WHAT IS REQUIRED >>
Can you restate the records below word for word?

(Figure content listings)
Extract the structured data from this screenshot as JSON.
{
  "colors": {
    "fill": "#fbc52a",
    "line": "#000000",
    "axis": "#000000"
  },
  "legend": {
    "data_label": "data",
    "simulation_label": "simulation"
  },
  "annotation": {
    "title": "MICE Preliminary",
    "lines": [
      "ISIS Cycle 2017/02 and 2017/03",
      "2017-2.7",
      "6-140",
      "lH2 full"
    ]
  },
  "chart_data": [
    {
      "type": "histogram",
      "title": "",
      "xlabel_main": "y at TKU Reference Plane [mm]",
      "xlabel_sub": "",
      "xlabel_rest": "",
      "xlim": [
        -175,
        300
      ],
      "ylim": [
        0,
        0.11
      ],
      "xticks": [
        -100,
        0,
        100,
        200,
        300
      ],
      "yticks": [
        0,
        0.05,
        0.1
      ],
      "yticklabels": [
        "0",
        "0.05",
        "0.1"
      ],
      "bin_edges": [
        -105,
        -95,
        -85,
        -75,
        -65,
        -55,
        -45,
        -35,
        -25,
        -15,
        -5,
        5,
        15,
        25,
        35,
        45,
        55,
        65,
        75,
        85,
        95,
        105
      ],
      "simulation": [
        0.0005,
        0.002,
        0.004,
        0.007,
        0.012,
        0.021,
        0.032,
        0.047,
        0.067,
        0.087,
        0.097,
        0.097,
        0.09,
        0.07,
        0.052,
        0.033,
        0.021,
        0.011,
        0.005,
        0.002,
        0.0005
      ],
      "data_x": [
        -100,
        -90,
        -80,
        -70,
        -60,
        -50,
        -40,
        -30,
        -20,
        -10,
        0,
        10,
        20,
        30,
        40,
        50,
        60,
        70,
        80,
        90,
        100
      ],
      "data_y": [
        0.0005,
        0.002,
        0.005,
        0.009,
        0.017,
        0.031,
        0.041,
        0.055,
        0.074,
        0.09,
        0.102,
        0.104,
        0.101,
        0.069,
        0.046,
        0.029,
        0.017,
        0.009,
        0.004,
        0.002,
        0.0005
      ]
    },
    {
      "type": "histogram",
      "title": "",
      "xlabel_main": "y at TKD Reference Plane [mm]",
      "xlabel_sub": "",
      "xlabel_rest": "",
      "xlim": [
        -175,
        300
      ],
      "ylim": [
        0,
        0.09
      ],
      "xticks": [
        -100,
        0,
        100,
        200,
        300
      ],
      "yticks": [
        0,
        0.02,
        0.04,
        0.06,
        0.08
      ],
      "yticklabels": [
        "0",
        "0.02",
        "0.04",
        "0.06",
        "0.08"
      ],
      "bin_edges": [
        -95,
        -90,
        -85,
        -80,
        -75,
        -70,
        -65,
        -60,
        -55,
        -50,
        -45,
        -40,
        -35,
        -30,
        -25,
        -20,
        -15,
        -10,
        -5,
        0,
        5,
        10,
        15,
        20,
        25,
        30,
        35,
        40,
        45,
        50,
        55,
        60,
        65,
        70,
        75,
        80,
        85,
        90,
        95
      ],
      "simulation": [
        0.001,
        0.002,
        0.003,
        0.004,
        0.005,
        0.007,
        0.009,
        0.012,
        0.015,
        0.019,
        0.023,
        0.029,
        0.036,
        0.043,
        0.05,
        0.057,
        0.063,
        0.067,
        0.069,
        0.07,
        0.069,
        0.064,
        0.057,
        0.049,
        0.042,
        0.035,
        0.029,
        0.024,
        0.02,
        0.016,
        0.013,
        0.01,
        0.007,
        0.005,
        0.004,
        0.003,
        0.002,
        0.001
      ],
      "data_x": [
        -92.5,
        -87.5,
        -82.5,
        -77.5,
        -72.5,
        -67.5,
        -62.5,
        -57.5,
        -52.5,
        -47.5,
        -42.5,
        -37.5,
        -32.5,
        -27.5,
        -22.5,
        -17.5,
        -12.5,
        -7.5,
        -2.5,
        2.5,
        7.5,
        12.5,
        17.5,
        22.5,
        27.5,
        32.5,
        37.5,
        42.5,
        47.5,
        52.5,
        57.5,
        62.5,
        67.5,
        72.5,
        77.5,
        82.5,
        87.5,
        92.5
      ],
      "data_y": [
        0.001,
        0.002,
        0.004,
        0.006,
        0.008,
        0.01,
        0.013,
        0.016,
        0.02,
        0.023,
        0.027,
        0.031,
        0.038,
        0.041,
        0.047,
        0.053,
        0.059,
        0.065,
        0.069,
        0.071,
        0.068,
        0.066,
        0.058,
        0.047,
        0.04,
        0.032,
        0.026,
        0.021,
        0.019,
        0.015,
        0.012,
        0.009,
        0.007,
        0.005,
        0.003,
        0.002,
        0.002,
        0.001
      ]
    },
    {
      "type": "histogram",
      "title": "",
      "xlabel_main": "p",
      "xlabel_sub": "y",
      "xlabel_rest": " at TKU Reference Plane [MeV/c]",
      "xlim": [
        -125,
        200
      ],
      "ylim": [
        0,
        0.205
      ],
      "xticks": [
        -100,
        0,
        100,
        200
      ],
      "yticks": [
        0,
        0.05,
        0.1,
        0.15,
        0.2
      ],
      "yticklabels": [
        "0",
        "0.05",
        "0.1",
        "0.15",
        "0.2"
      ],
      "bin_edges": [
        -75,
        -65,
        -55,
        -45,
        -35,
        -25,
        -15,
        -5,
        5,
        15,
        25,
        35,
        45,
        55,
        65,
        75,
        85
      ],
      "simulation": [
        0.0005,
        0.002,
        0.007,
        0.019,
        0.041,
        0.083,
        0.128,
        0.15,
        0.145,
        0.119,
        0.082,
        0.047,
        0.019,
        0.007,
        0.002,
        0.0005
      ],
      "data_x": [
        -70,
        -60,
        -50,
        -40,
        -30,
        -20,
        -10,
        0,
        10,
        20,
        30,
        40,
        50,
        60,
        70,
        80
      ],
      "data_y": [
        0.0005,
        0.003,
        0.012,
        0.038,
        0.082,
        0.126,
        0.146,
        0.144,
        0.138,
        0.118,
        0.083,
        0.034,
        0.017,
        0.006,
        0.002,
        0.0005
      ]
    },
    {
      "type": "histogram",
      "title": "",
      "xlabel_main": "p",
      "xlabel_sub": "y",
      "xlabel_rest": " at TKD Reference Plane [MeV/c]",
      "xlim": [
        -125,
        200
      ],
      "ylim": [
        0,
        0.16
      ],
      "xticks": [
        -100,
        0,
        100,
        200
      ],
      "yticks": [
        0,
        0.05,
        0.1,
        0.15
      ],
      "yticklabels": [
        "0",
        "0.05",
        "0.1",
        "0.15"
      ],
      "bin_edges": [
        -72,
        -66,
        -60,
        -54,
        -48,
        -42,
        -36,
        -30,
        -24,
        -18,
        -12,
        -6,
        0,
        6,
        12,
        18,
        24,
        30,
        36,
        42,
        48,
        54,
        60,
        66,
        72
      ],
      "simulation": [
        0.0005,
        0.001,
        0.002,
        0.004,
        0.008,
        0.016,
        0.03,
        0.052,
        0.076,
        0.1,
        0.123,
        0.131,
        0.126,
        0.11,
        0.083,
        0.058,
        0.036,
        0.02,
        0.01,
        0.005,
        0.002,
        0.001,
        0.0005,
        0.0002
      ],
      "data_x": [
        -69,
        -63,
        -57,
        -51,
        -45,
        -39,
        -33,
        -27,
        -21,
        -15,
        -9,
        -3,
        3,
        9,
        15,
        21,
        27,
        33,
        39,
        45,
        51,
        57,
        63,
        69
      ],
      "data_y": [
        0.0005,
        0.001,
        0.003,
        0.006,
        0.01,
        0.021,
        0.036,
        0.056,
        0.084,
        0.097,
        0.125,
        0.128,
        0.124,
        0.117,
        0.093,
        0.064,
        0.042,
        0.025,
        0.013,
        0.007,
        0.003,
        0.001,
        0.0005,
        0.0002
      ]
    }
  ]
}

WRITTEN SOLUTION >>
Extract the structured data from this screenshot as JSON.
{
  "colors": {
    "fill": "#fbc52a",
    "line": "#000000",
    "axis": "#000000"
  },
  "legend": {
    "data_label": "data",
    "simulation_label": "simulation"
  },
  "annotation": {
    "title": "MICE Preliminary",
    "lines": [
      "ISIS Cycle 2017/02 and 2017/03",
      "2017-2.7",
      "6-140",
      "lH2 full"
    ]
  },
  "chart_data": [
    {
      "type": "histogram",
      "title": "",
      "xlabel_main": "y at TKU Reference Plane [mm]",
      "xlabel_sub": "",
      "xlabel_rest": "",
      "xlim": [
        -175,
        300
      ],
      "ylim": [
        0,
        0.11
      ],
      "xticks": [
        -100,
        0,
        100,
        200,
        300
      ],
      "yticks": [
        0,
        0.05,
        0.1
      ],
      "yticklabels": [
        "0",
        "0.05",
        "0.1"
      ],
      "bin_edges": [
        -105,
        -95,
        -85,
        -75,
        -65,
        -55,
        -45,
        -35,
        -25,
        -15,
        -5,
        5,
        15,
        25,
        35,
        45,
        55,
        65,
        75,
        85,
        95,
        105
      ],
      "simulation": [
        0.0005,
        0.002,
        0.004,
        0.007,
        0.012,
        0.021,
        0.032,
        0.047,
        0.067,
        0.087,
        0.097,
        0.097,
        0.09,
        0.07,
        0.052,
        0.033,
        0.021,
        0.011,
        0.005,
        0.002,
        0.0005
      ],
      "data_x": [
        -100,
        -90,
        -80,
        -70,
        -60,
        -50,
        -40,
        -30,
        -20,
        -10,
        0,
        10,
        20,
        30,
        40,
        50,
        60,
        70,
        80,
        90,
        100
      ],
      "data_y": [
        0.0005,
        0.002,
        0.005,
        0.009,
        0.017,
        0.031,
        0.041,
        0.055,
        0.074,
        0.09,
        0.102,
        0.104,
        0.101,
        0.069,
        0.046,
        0.029,
        0.017,
        0.009,
        0.004,
        0.002,
        0.0005
      ]
    },
    {
      "type": "histogram",
      "title": "",
      "xlabel_main": "y at TKD Reference Plane [mm]",
      "xlabel_sub": "",
      "xlabel_rest": "",
      "xlim": [
        -175,
        300
      ],
      "ylim": [
        0,
        0.09
      ],
      "xticks": [
        -100,
        0,
        100,
        200,
        300
      ],
      "yticks": [
        0,
        0.02,
        0.04,
        0.06,
        0.08
      ],
      "yticklabels": [
        "0",
        "0.02",
        "0.04",
        "0.06",
        "0.08"
      ],
      "bin_edges": [
        -95,
        -90,
        -85,
        -80,
        -75,
        -70,
        -65,
        -60,
        -55,
        -50,
        -45,
        -40,
        -35,
        -30,
        -25,
        -20,
        -15,
        -10,
        -5,
        0,
        5,
        10,
        15,
        20,
        25,
        30,
        35,
        40,
        45,
        50,
        55,
        60,
        65,
        70,
        75,
        80,
        85,
        90,
        95
      ],
      "simulation": [
        0.001,
        0.002,
        0.003,
        0.004,
        0.005,
        0.007,
        0.009,
        0.012,
        0.015,
        0.019,
        0.023,
        0.029,
        0.036,
        0.043,
        0.05,
        0.057,
        0.063,
        0.067,
        0.069,
        0.07,
        0.069,
        0.064,
        0.057,
        0.049,
        0.042,
        0.035,
        0.029,
        0.024,
        0.02,
        0.016,
        0.013,
        0.01,
        0.007,
        0.005,
        0.004,
        0.003,
        0.002,
        0.001
      ],
      "data_x": [
        -92.5,
        -87.5,
        -82.5,
        -77.5,
        -72.5,
        -67.5,
        -62.5,
        -57.5,
        -52.5,
        -47.5,
        -42.5,
        -37.5,
        -32.5,
        -27.5,
        -22.5,
        -17.5,
        -12.5,
        -7.5,
        -2.5,
        2.5,
        7.5,
        12.5,
        17.5,
        22.5,
        27.5,
        32.5,
        37.5,
        42.5,
        47.5,
        52.5,
        57.5,
        62.5,
        67.5,
        72.5,
        77.5,
        82.5,
        87.5,
        92.5
      ],
      "data_y": [
        0.001,
        0.002,
        0.004,
        0.006,
        0.008,
        0.01,
        0.013,
        0.016,
        0.02,
        0.023,
        0.027,
        0.031,
        0.038,
        0.041,
        0.047,
        0.053,
        0.059,
        0.065,
        0.069,
        0.071,
        0.068,
        0.066,
        0.058,
        0.047,
        0.04,
        0.032,
        0.026,
        0.021,
        0.019,
        0.015,
        0.012,
        0.009,
        0.007,
        0.005,
        0.003,
        0.002,
        0.002,
        0.001
      ]
    },
    {
      "type": "histogram",
      "title": "",
      "xlabel_main": "p",
      "xlabel_sub": "y",
      "xlabel_rest": " at TKU Reference Plane [MeV/c]",
      "xlim": [
        -125,
        200
      ],
      "ylim": [
        0,
        0.205
      ],
      "xticks": [
        -100,
        0,
        100,
        200
      ],
      "yticks": [
        0,
        0.05,
        0.1,
        0.15,
        0.2
      ],
      "yticklabels": [
        "0",
        "0.05",
        "0.1",
        "0.15",
        "0.2"
      ],
      "bin_edges": [
        -75,
        -65,
        -55,
        -45,
        -35,
        -25,
        -15,
        -5,
        5,
        15,
        25,
        35,
        45,
        55,
        65,
        75,
        85
      ],
      "simulation": [
        0.0005,
        0.002,
        0.007,
        0.019,
        0.041,
        0.083,
        0.128,
        0.15,
        0.145,
        0.119,
        0.082,
        0.047,
        0.019,
        0.007,
        0.002,
        0.0005
      ],
      "data_x": [
        -70,
        -60,
        -50,
        -40,
        -30,
        -20,
        -10,
        0,
        10,
        20,
        30,
        40,
        50,
        60,
        70,
        80
      ],
      "data_y": [
        0.0005,
        0.003,
        0.012,
        0.038,
        0.082,
        0.126,
        0.146,
        0.144,
        0.138,
        0.118,
        0.083,
        0.034,
        0.017,
        0.006,
        0.002,
        0.0005
      ]
    },
    {
      "type": "histogram",
      "title": "",
      "xlabel_main": "p",
      "xlabel_sub": "y",
      "xlabel_rest": " at TKD Reference Plane [MeV/c]",
      "xlim": [
        -125,
        200
      ],
      "ylim": [
        0,
        0.16
      ],
      "xticks": [
        -100,
        0,
        100,
        200
      ],
      "yticks": [
        0,
        0.05,
        0.1,
        0.15
      ],
      "yticklabels": [
        "0",
        "0.05",
        "0.1",
        "0.15"
      ],
      "bin_edges": [
        -72,
        -66,
        -60,
        -54,
        -48,
        -42,
        -36,
        -30,
        -24,
        -18,
        -12,
        -6,
        0,
        6,
        12,
        18,
        24,
        30,
        36,
        42,
        48,
        54,
        60,
        66,
        72
      ],
      "simulation": [
        0.0005,
        0.001,
        0.002,
        0.004,
        0.008,
        0.016,
        0.03,
        0.052,
        0.076,
        0.1,
        0.123,
        0.131,
        0.126,
        0.11,
        0.083,
        0.058,
        0.036,
        0.02,
        0.01,
        0.005,
        0.002,
        0.001,
        0.0005,
        0.0002
      ],
      "data_x": [
        -69,
        -63,
        -57,
        -51,
        -45,
        -39,
        -33,
        -27,
        -21,
        -15,
        -9,
        -3,
        3,
        9,
        15,
        21,
        27,
        33,
        39,
        45,
        51,
        57,
        63,
        69
      ],
      "data_y": [
        0.0005,
        0.001,
        0.003,
        0.006,
        0.01,
        0.021,
        0.036,
        0.056,
        0.084,
        0.097,
        0.125,
        0.128,
        0.124,
        0.117,
        0.093,
        0.064,
        0.042,
        0.025,
        0.013,
        0.007,
        0.003,
        0.001,
        0.0005,
        0.0002
      ]
    }
  ]
}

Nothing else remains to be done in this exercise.